The cellular parXXL functionnalities aare implemented on top of communication and memory management levels of parXXL, corresponding to the previous SSCRAP levels.

SSCRAP

SSCRAP stood for

Soft Synchronized Computing in Rounds for Adequate Parallelization

and parXXL inherits most what is expressed in that naming.

Let us explain the terms in there.

parallelization
parXXL provides you with a number par::cntrl::np() of (abstract) parXXL processes. Don't mix this up with the real processors that your machine might have. In some circumstances these might be two very different numbers. E.g you might use parXXL with some hundred parXXL processes to compute just on one single CPU.

parXXL processes can do any sort of computation that can be expressed in the C++ programming language. In addition they can communicate amongst each other, that is to a certain extent they can share information.

computing
parXXL should be able to cover very different aspects of computational problems. But in general it will only make sense to use it on large problems. A problem is large if its solution isn't possible by using your everydays computing environment. Usually this is for one (or both) of it beeing too large in size (needing too much memory) or it beeing too time consuming. Observe that this definition gives us a moving target: problems that are big nowadays might not be so in 10 years from now.
rounds
Base on an idea that was introduced by Valiant in the early 90's, rounds or supersteps are the fundamental units of abstraction that are used by parXXL to describe an algorithm. A superstep groups together a substantial amount of computation and communication to force the efficient use of system resources. In particular, if used correctly it inhibits certain sorts of nonsense that unexperienced programmers might be tempted to implement. To a certain extent, parXXL forces such a correct use. This is a voluntary and severe restriction of your freedom of expression as a programmer. If you don't want it, don't use parXXL.
soft synchronization
Other than Valiant was proposing in his initial paper for the theoretical BSP model, parXXL may be much more relaxed concerning synchronization. In BSP, a synchronization barrier between all processors was established after any superstep. In practise, such a strong requirement is not necessary. What is necessary is that any processor that is starting round n should have terminated all communication with other processors that was initiated in round n-1. So parXXL ensures just this. As soon as it has concluded all communication of some round n-1 a parXXL process can start round n without waiting for the other processes. This often lets us gain a factor of two on problems that can't be easily balanced amoung the processes. If you think a factor of two for your running times is neglectable, please think it over again. Think of paying twice your monthly salary for the computing resources you need, or just one. If your still are not convinced, again, parXXL is probably not what you need.
....
Can you extract the full parXXL passage above, word for word?

PROVIDED MATERIAL =
....
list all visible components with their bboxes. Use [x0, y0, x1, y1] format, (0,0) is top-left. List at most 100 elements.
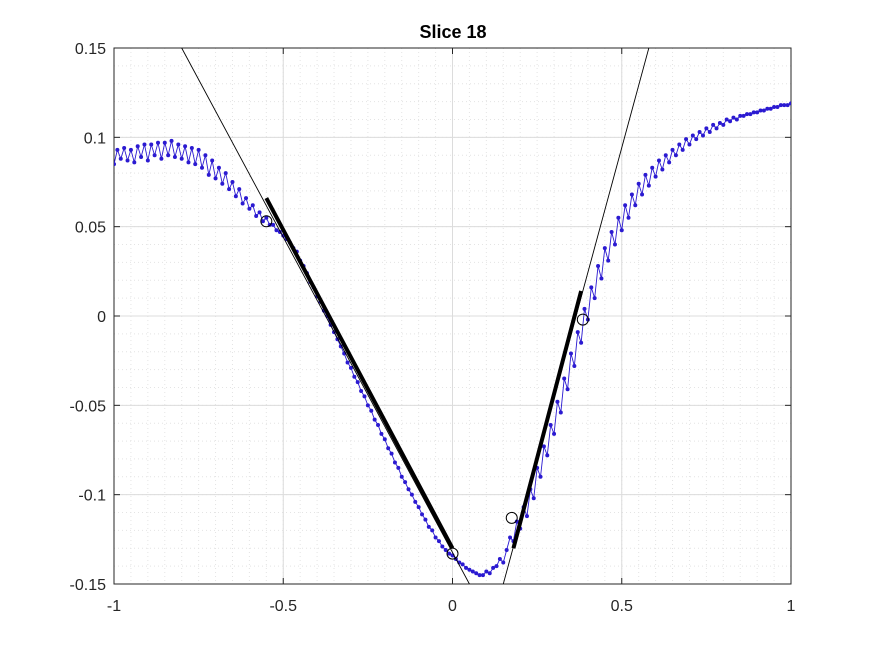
....
RESULT OF THE TASK =
The cellular parXXL functionnalities aare implemented on top of communication and memory management levels of parXXL, corresponding to the previous SSCRAP levels.

SSCRAP

SSCRAP stood for

Soft Synchronized Computing in Rounds for Adequate Parallelization

and parXXL inherits most what is expressed in that naming.

Let us explain the terms in there.

parallelization
parXXL provides you with a number par::cntrl::np() of (abstract) parXXL processes. Don't mix this up with the real processors that your machine might have. In some circumstances these might be two very different numbers. E.g you might use parXXL with some hundred parXXL processes to compute just on one single CPU.

parXXL processes can do any sort of computation that can be expressed in the C++ programming language. In addition they can communicate amongst each other, that is to a certain extent they can share information.

computing
parXXL should be able to cover very different aspects of computational problems. But in general it will only make sense to use it on large problems. A problem is large if its solution isn't possible by using your everydays computing environment. Usually this is for one (or both) of it beeing too large in size (needing too much memory) or it beeing too time consuming. Observe that this definition gives us a moving target: problems that are big nowadays might not be so in 10 years from now.
rounds
Base on an idea that was introduced by Valiant in the early 90's, rounds or supersteps are the fundamental units of abstraction that are used by parXXL to describe an algorithm. A superstep groups together a substantial amount of computation and communication to force the efficient use of system resources. In particular, if used correctly it inhibits certain sorts of nonsense that unexperienced programmers might be tempted to implement. To a certain extent, parXXL forces such a correct use. This is a voluntary and severe restriction of your freedom of expression as a programmer. If you don't want it, don't use parXXL.
soft synchronization
Other than Valiant was proposing in his initial paper for the theoretical BSP model, parXXL may be much more relaxed concerning synchronization. In BSP, a synchronization barrier between all processors was established after any superstep. In practise, such a strong requirement is not necessary. What is necessary is that any processor that is starting round n should have terminated all communication with other processors that was initiated in round n-1. So parXXL ensures just this. As soon as it has concluded all communication of some round n-1 a parXXL process can start round n without waiting for the other processes. This often lets us gain a factor of two on problems that can't be easily balanced amoung the processes. If you think a factor of two for your running times is neglectable, please think it over again. Think of paying twice your monthly salary for the computing resources you need, or just one. If your still are not convinced, again, parXXL is probably not what you need.